» GOAL: In the records that follow, locate every line with "constantly" and extract it.

%%

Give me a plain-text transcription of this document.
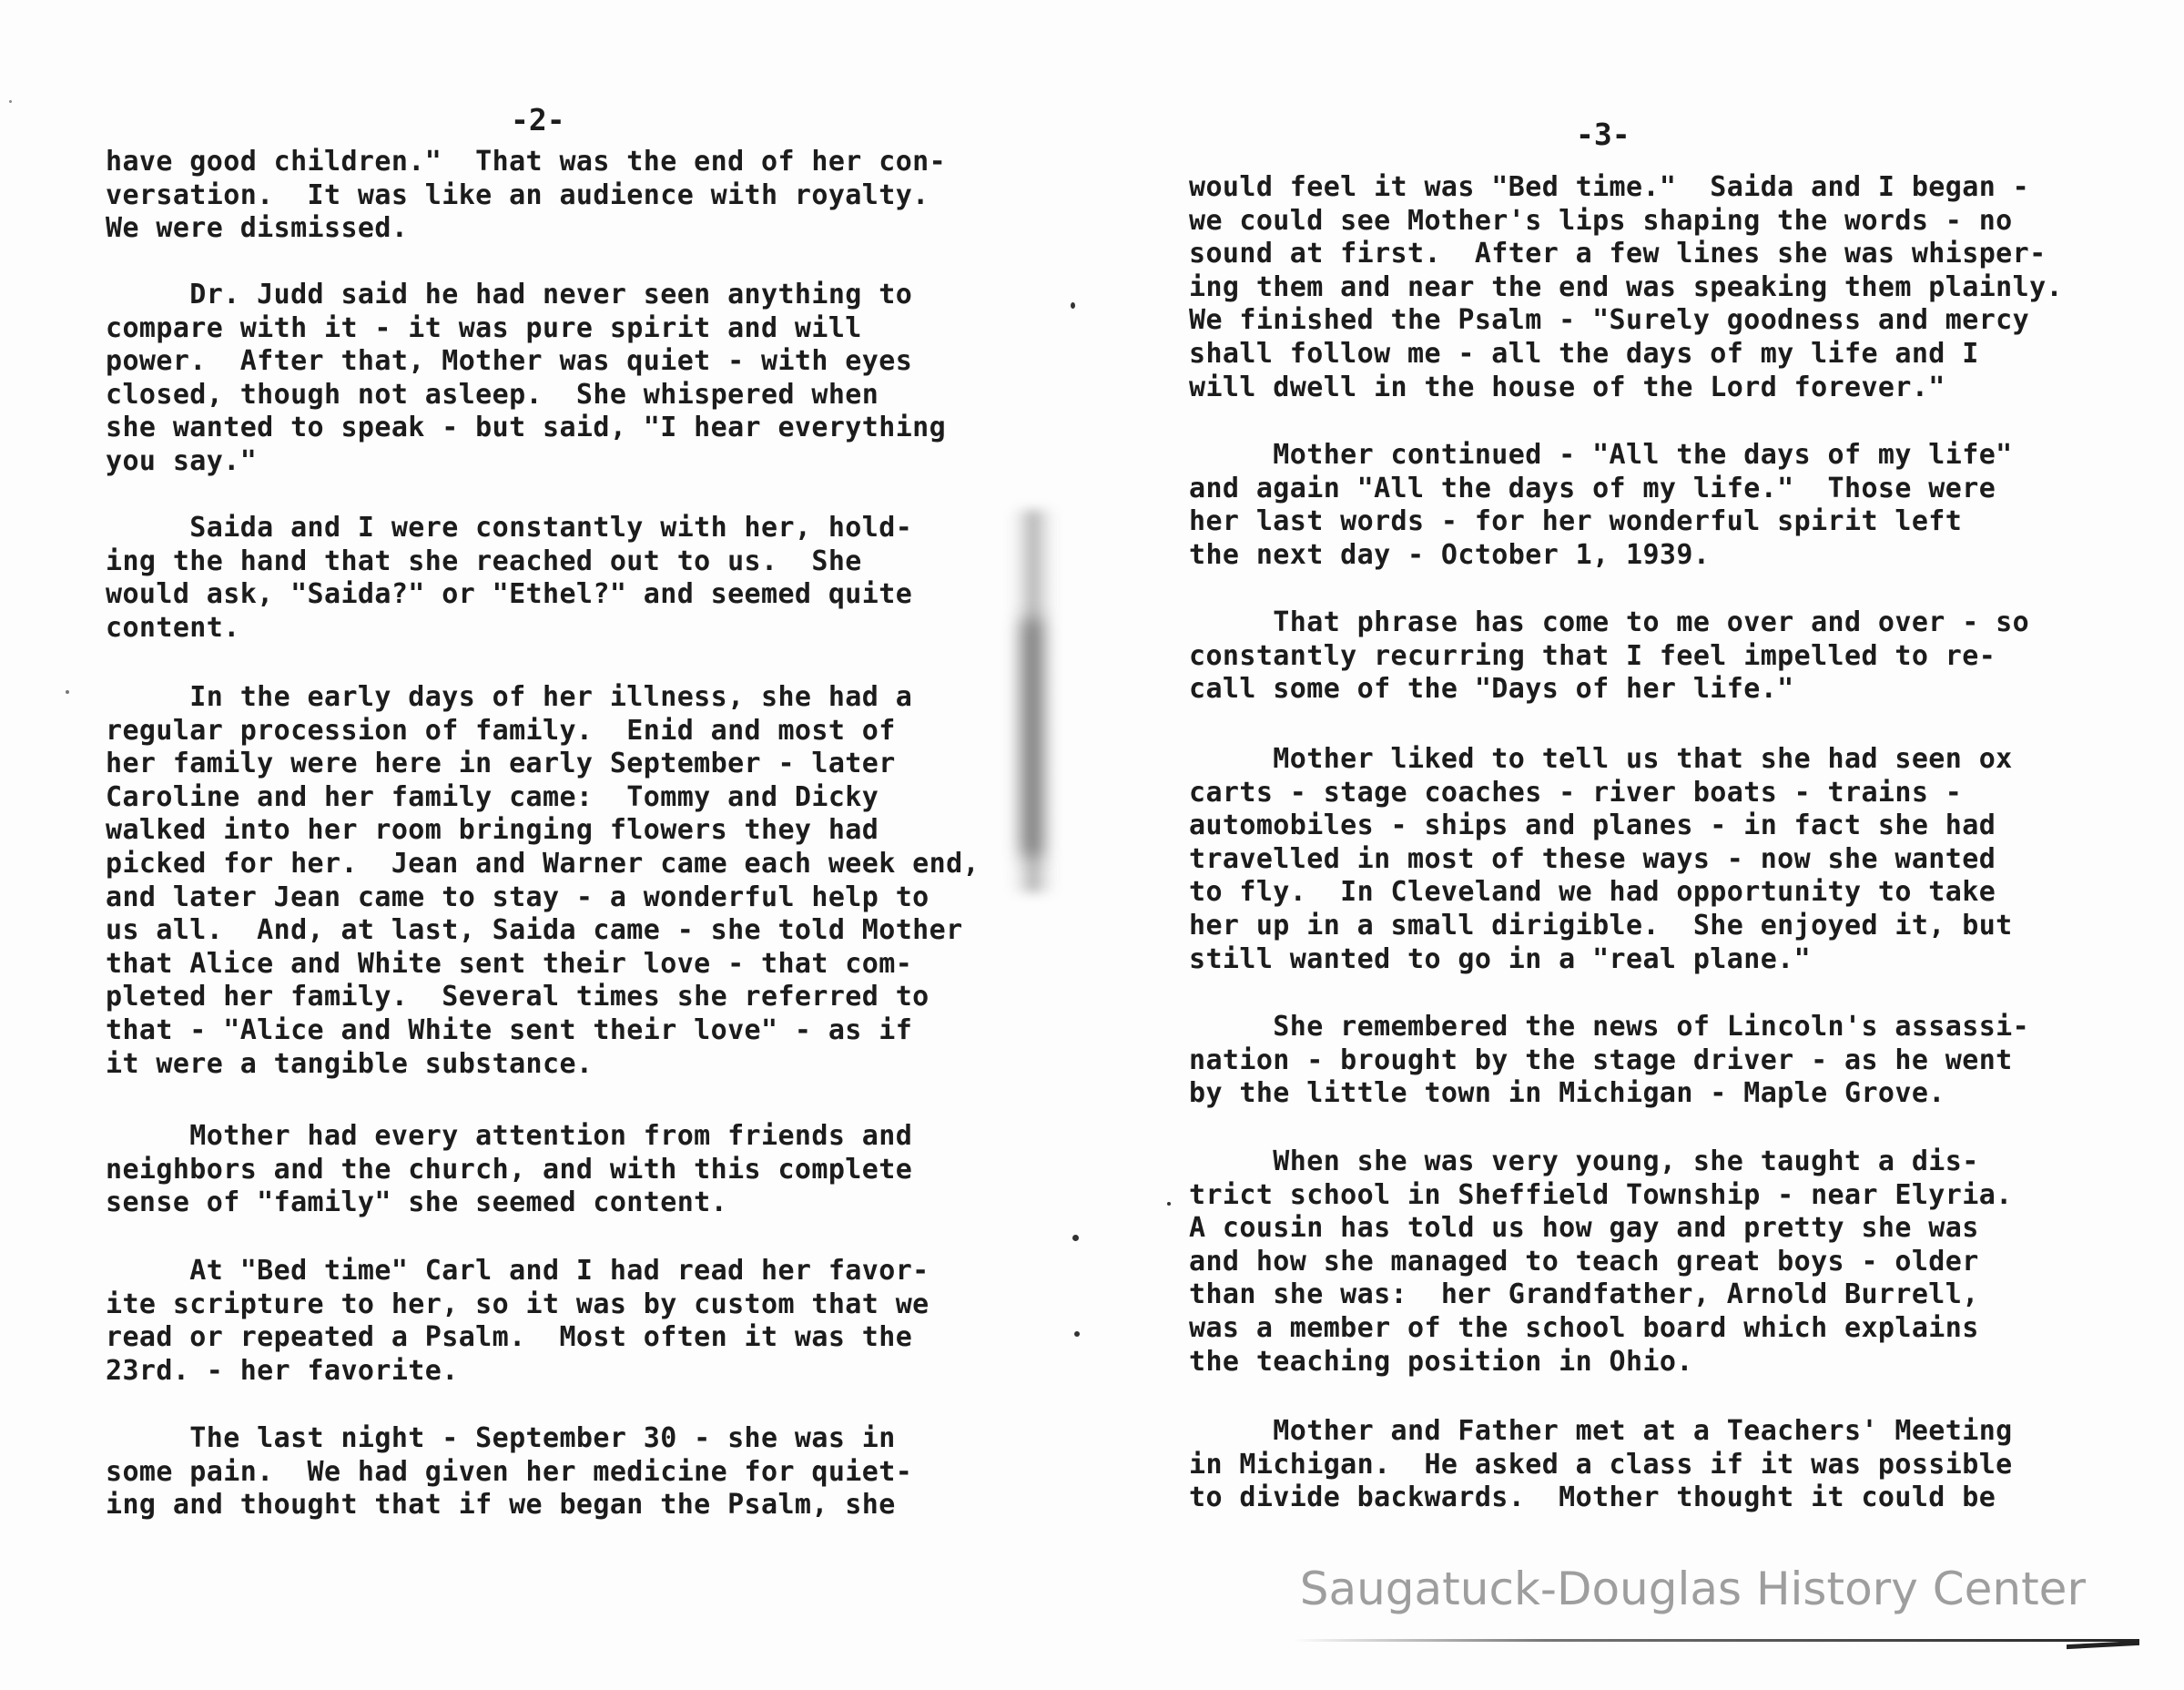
-2-
have good children."  That was the end of her con-
versation.  It was like an audience with royalty.
We were dismissed.
Dr. Judd said he had never seen anything to
compare with it - it was pure spirit and will
power.  After that, Mother was quiet - with eyes
closed, though not asleep.  She whispered when
she wanted to speak - but said, "I hear everything
you say."
Saida and I were constantly with her, hold-
ing the hand that she reached out to us.  She
would ask, "Saida?" or "Ethel?" and seemed quite
content.
In the early days of her illness, she had a
regular procession of family.  Enid and most of
her family were here in early September - later
Caroline and her family came:  Tommy and Dicky
walked into her room bringing flowers they had
picked for her.  Jean and Warner came each week end,
and later Jean came to stay - a wonderful help to
us all.  And, at last, Saida came - she told Mother
that Alice and White sent their love - that com-
pleted her family.  Several times she referred to
that - "Alice and White sent their love" - as if
it were a tangible substance.
Mother had every attention from friends and
neighbors and the church, and with this complete
sense of "family" she seemed content.
At "Bed time" Carl and I had read her favor-
ite scripture to her, so it was by custom that we
read or repeated a Psalm.  Most often it was the
23rd. - her favorite.
The last night - September 30 - she was in
some pain.  We had given her medicine for quiet-
ing and thought that if we began the Psalm, she
-3-
would feel it was "Bed time."  Saida and I began -
we could see Mother's lips shaping the words - no
sound at first.  After a few lines she was whisper-
ing them and near the end was speaking them plainly.
We finished the Psalm - "Surely goodness and mercy
shall follow me - all the days of my life and I
will dwell in the house of the Lord forever."
Mother continued - "All the days of my life"
and again "All the days of my life."  Those were
her last words - for her wonderful spirit left
the next day - October 1, 1939.
That phrase has come to me over and over - so
constantly recurring that I feel impelled to re-
call some of the "Days of her life."
Mother liked to tell us that she had seen ox
carts - stage coaches - river boats - trains -
automobiles - ships and planes - in fact she had
travelled in most of these ways - now she wanted
to fly.  In Cleveland we had opportunity to take
her up in a small dirigible.  She enjoyed it, but
still wanted to go in a "real plane."
She remembered the news of Lincoln's assassi-
nation - brought by the stage driver - as he went
by the little town in Michigan - Maple Grove.
When she was very young, she taught a dis-
trict school in Sheffield Township - near Elyria.
A cousin has told us how gay and pretty she was
and how she managed to teach great boys - older
than she was:  her Grandfather, Arnold Burrell,
was a member of the school board which explains
the teaching position in Ohio.
Mother and Father met at a Teachers' Meeting
in Michigan.  He asked a class if it was possible
to divide backwards.  Mother thought it could be
Saugatuck-Douglas History Center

%%

» RESULT FOR THIS EXERCISE:
Saida and I were constantly with her, hold-
constantly recurring that I feel impelled to re-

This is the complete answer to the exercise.